Here are some records; copy every line that holds the word "quickly".

— start Data extract —

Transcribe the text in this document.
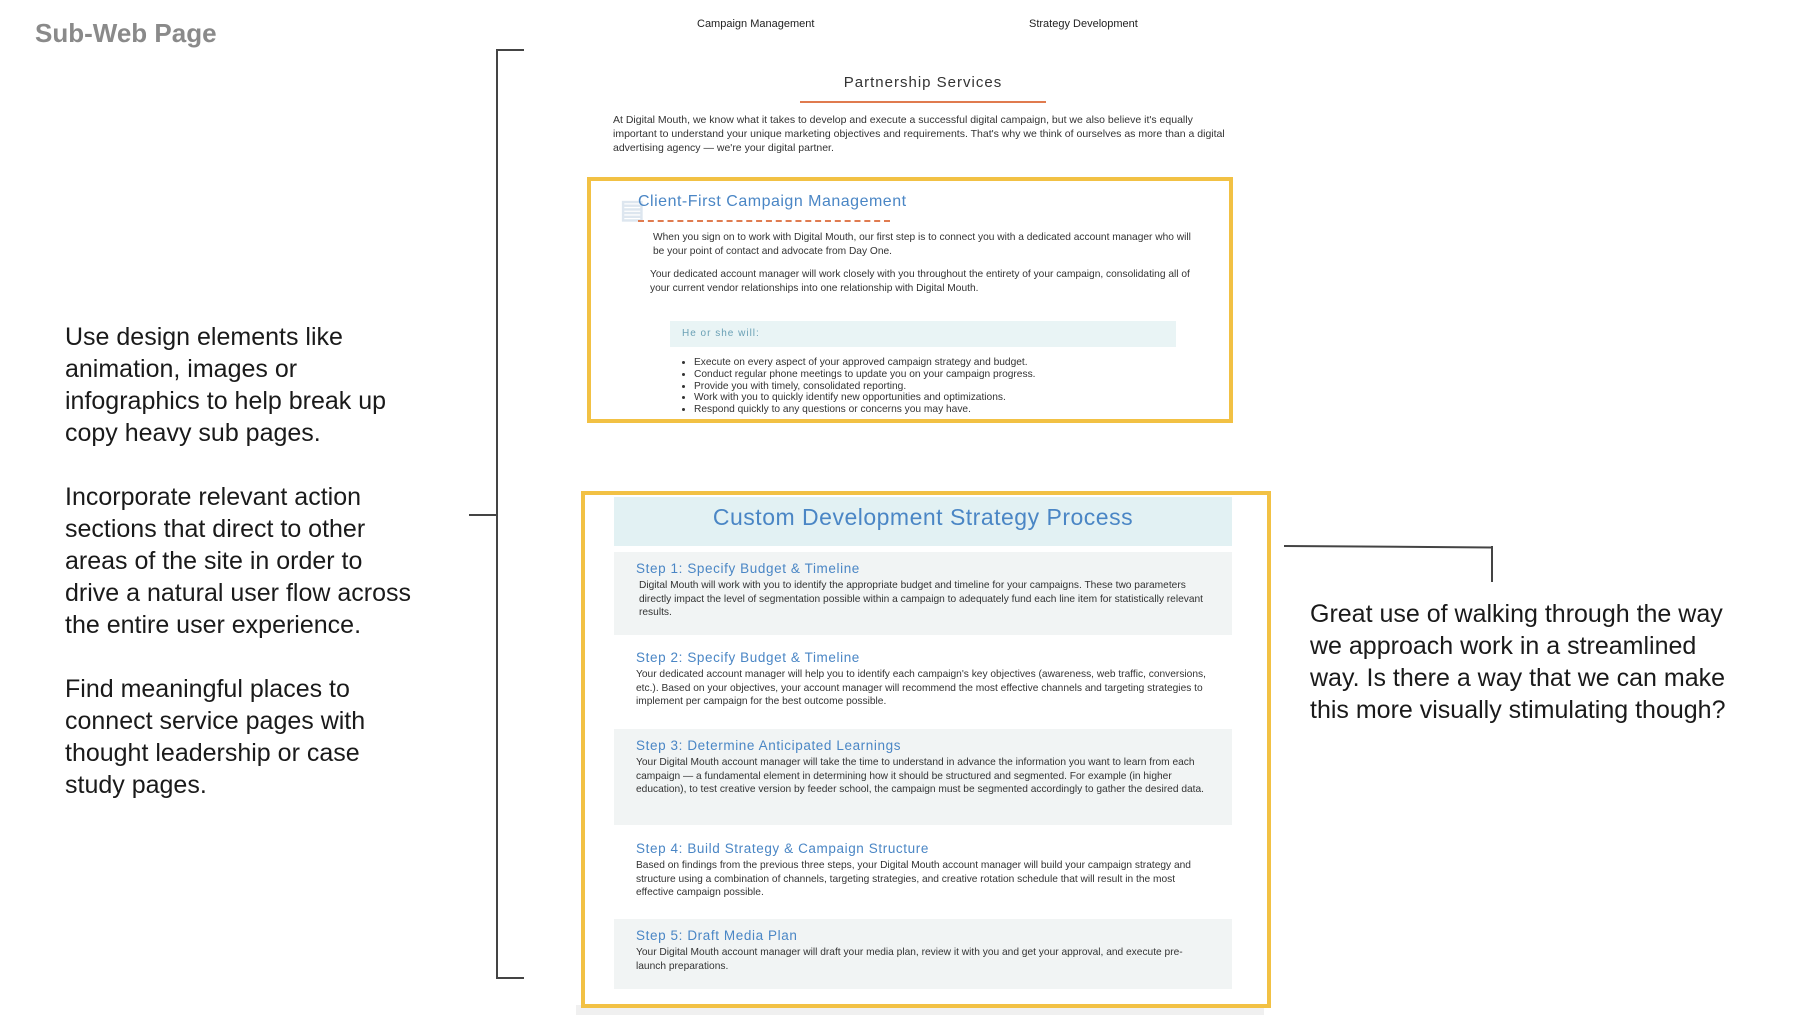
Sub-Web Page

Use design elements like
animation, images or
infographics to help break up
copy heavy sub pages.

Incorporate relevant action
sections that direct to other
areas of the site in order to
drive a natural user flow across
the entire user experience.

Find meaningful places to
connect service pages with
thought leadership or case
study pages.

Campaign Management	Strategy Development
Partnership Services
At Digital Mouth, we know what it takes to develop and execute a successful digital campaign, but we also believe it's equally important to understand your unique marketing objectives and requirements. That's why we think of ourselves as more than a digital advertising agency — we're your digital partner.
▤
Client-First Campaign Management
When you sign on to work with Digital Mouth, our first step is to connect you with a dedicated account manager who will be your point of contact and advocate from Day One.
Your dedicated account manager will work closely with you throughout the entirety of your campaign, consolidating all of your current vendor relationships into one relationship with Digital Mouth.
He or she will:
• Execute on every aspect of your approved campaign strategy and budget.
• Conduct regular phone meetings to update you on your campaign progress.
• Provide you with timely, consolidated reporting.
• Work with you to quickly identify new opportunities and optimizations.
• Respond quickly to any questions or concerns you may have.
Custom Development Strategy Process
Step 1: Specify Budget & Timeline
Digital Mouth will work with you to identify the appropriate budget and timeline for your campaigns. These two parameters directly impact the level of segmentation possible within a campaign to adequately fund each line item for statistically relevant results.
Step 2: Specify Budget & Timeline
Your dedicated account manager will help you to identify each campaign's key objectives (awareness, web traffic, conversions, etc.). Based on your objectives, your account manager will recommend the most effective channels and targeting strategies to implement per campaign for the best outcome possible.
Step 3: Determine Anticipated Learnings
Your Digital Mouth account manager will take the time to understand in advance the information you want to learn from each campaign — a fundamental element in determining how it should be structured and segmented. For example (in higher education), to test creative version by feeder school, the campaign must be segmented accordingly to gather the desired data.
Step 4: Build Strategy & Campaign Structure
Based on findings from the previous three steps, your Digital Mouth account manager will build your campaign strategy and structure using a combination of channels, targeting strategies, and creative rotation schedule that will result in the most effective campaign possible.
Step 5: Draft Media Plan
Your Digital Mouth account manager will draft your media plan, review it with you and get your approval, and execute pre-launch preparations.
Great use of walking through the way we approach work in a streamlined way. Is there a way that we can make this more visually stimulating though?
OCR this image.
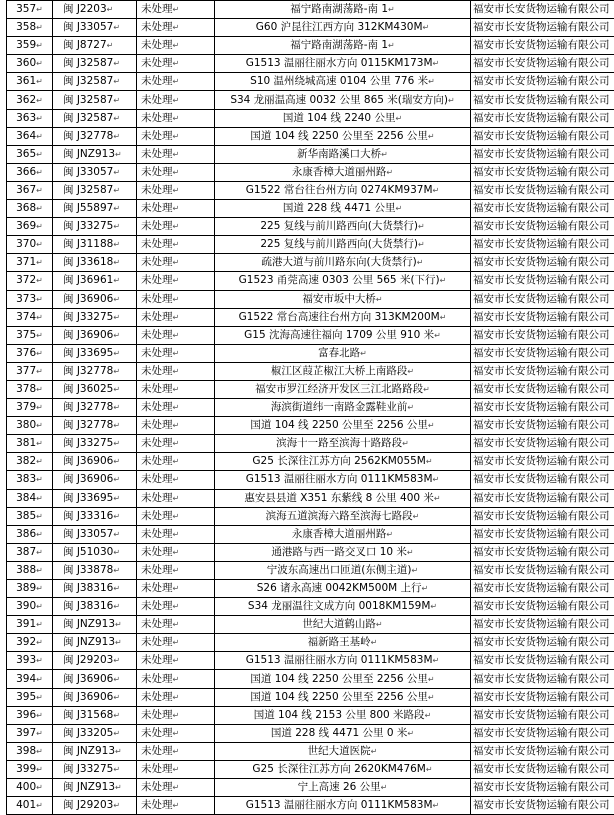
357↵	闽 J2203↵	未处理↵	福宁路南湖荡路-南 1↵	福安市长安货物运输有限公司
358↵	闽 J33057↵	未处理↵	G60 沪昆往江西方向 312KM430M↵	福安市长安货物运输有限公司
359↵	闽 J8727↵	未处理↵	福宁路南湖荡路-南 1↵	福安市长安货物运输有限公司
360↵	闽 J32587↵	未处理↵	G1513 温丽往丽水方向 0115KM173M↵	福安市长安货物运输有限公司
361↵	闽 J32587↵	未处理↵	S10 温州绕城高速 0104 公里 776 米↵	福安市长安货物运输有限公司
362↵	闽 J32587↵	未处理↵	S34 龙丽温高速 0032 公里 865 米(瑞安方向)↵	福安市长安货物运输有限公司
363↵	闽 J32587↵	未处理↵	国道 104 线 2240 公里↵	福安市长安货物运输有限公司
364↵	闽 J32778↵	未处理↵	国道 104 线 2250 公里至 2256 公里↵	福安市长安货物运输有限公司
365↵	闽 JNZ913↵	未处理↵	新华南路溪口大桥↵	福安市长安货物运输有限公司
366↵	闽 J33057↵	未处理↵	永康香樟大道丽州路↵	福安市长安货物运输有限公司
367↵	闽 J32587↵	未处理↵	G1522 常台往台州方向 0274KM937M↵	福安市长安货物运输有限公司
368↵	闽 J55897↵	未处理↵	国道 228 线 4471 公里↵	福安市长安货物运输有限公司
369↵	闽 J33275↵	未处理↵	225 复线与前川路西向(大货禁行)↵	福安市长安货物运输有限公司
370↵	闽 J31188↵	未处理↵	225 复线与前川路西向(大货禁行)↵	福安市长安货物运输有限公司
371↵	闽 J33618↵	未处理↵	疏港大道与前川路东向(大货禁行)↵	福安市长安货物运输有限公司
372↵	闽 J36961↵	未处理↵	G1523 甬莞高速 0303 公里 565 米(下行)↵	福安市长安货物运输有限公司
373↵	闽 J36906↵	未处理↵	福安市坂中大桥↵	福安市长安货物运输有限公司
374↵	闽 J33275↵	未处理↵	G1522 常台高速往台州方向 313KM200M↵	福安市长安货物运输有限公司
375↵	闽 J36906↵	未处理↵	G15 沈海高速往福向 1709 公里 910 米↵	福安市长安货物运输有限公司
376↵	闽 J33695↵	未处理↵	富春北路↵	福安市长安货物运输有限公司
377↵	闽 J32778↵	未处理↵	椒江区葭芷椒江大桥上南路段↵	福安市长安货物运输有限公司
378↵	闽 J36025↵	未处理↵	福安市罗江经济开发区三江北路路段↵	福安市长安货物运输有限公司
379↵	闽 J32778↵	未处理↵	海滨街道纬一南路金露鞋业前↵	福安市长安货物运输有限公司
380↵	闽 J32778↵	未处理↵	国道 104 线 2250 公里至 2256 公里↵	福安市长安货物运输有限公司
381↵	闽 J33275↵	未处理↵	滨海十一路至滨海十路路段↵	福安市长安货物运输有限公司
382↵	闽 J36906↵	未处理↵	G25 长深往江苏方向 2562KM055M↵	福安市长安货物运输有限公司
383↵	闽 J36906↵	未处理↵	G1513 温丽往丽水方向 0111KM583M↵	福安市长安货物运输有限公司
384↵	闽 J33695↵	未处理↵	惠安县县道 X351 东紫线 8 公里 400 米↵	福安市长安货物运输有限公司
385↵	闽 J33316↵	未处理↵	滨海五道滨海六路至滨海七路段↵	福安市长安货物运输有限公司
386↵	闽 J33057↵	未处理↵	永康香樟大道丽州路↵	福安市长安货物运输有限公司
387↵	闽 J51030↵	未处理↵	通港路与西一路交叉口 10 米↵	福安市长安货物运输有限公司
388↵	闽 J33878↵	未处理↵	宁波东高速出口匝道(东侧主道)↵	福安市长安货物运输有限公司
389↵	闽 J38316↵	未处理↵	S26 诸永高速 0042KM500M 上行↵	福安市长安货物运输有限公司
390↵	闽 J38316↵	未处理↵	S34 龙丽温往文成方向 0018KM159M↵	福安市长安货物运输有限公司
391↵	闽 JNZ913↵	未处理↵	世纪大道鹤山路↵	福安市长安货物运输有限公司
392↵	闽 JNZ913↵	未处理↵	福新路王基岭↵	福安市长安货物运输有限公司
393↵	闽 J29203↵	未处理↵	G1513 温丽往丽水方向 0111KM583M↵	福安市长安货物运输有限公司
394↵	闽 J36906↵	未处理↵	国道 104 线 2250 公里至 2256 公里↵	福安市长安货物运输有限公司
395↵	闽 J36906↵	未处理↵	国道 104 线 2250 公里至 2256 公里↵	福安市长安货物运输有限公司
396↵	闽 J31568↵	未处理↵	国道 104 线 2153 公里 800 米路段↵	福安市长安货物运输有限公司
397↵	闽 J33205↵	未处理↵	国道 228 线 4471 公里 0 米↵	福安市长安货物运输有限公司
398↵	闽 JNZ913↵	未处理↵	世纪大道医院↵	福安市长安货物运输有限公司
399↵	闽 J33275↵	未处理↵	G25 长深往江苏方向 2620KM476M↵	福安市长安货物运输有限公司
400↵	闽 JNZ913↵	未处理↵	宁上高速 26 公里↵	福安市长安货物运输有限公司
401↵	闽 J29203↵	未处理↵	G1513 温丽往丽水方向 0111KM583M↵	福安市长安货物运输有限公司
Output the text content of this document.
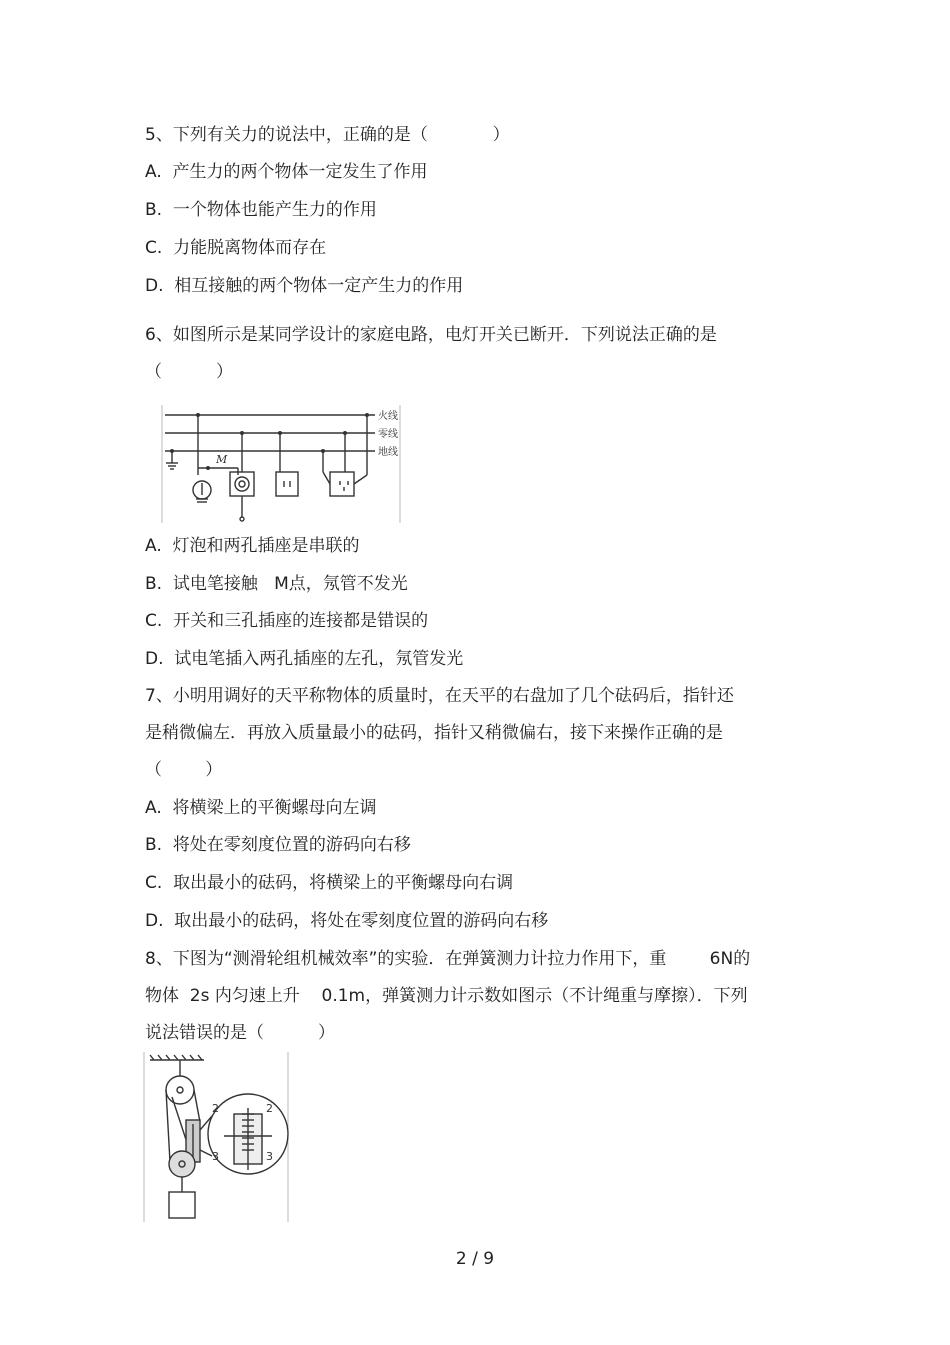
5、下列有关力的说法中，正确的是（            ）
A.  产生力的两个物体一定发生了作用
B.  一个物体也能产生力的作用
C.  力能脱离物体而存在
D.  相互接触的两个物体一定产生力的作用
6、如图所示是某同学设计的家庭电路，电灯开关已断开．下列说法正确的是
（          ）
M
火线
零线
地线
A.  灯泡和两孔插座是串联的
B.  试电笔接触   M点，氖管不发光
C.  开关和三孔插座的连接都是错误的
D.  试电笔插入两孔插座的左孔，氖管发光
7、小明用调好的天平称物体的质量时，在天平的右盘加了几个砝码后，指针还
是稍微偏左．再放入质量最小的砝码，指针又稍微偏右，接下来操作正确的是
（        ）
A.  将横梁上的平衡螺母向左调
B.  将处在零刻度位置的游码向右移
C.  取出最小的砝码，将横梁上的平衡螺母向右调
D.  取出最小的砝码，将处在零刻度位置的游码向右移
8、下图为“测滑轮组机械效率”的实验．在弹簧测力计拉力作用下，重        6N的
物体  2s 内匀速上升    0.1m，弹簧测力计示数如图示（不计绳重与摩擦）．下列
说法错误的是（          ）
2	2
3	3
2 / 9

— end Data extract —

The answer >>
• Work with you to quickly identify new opportunities and optimizations.
• Respond quickly to any questions or concerns you may have.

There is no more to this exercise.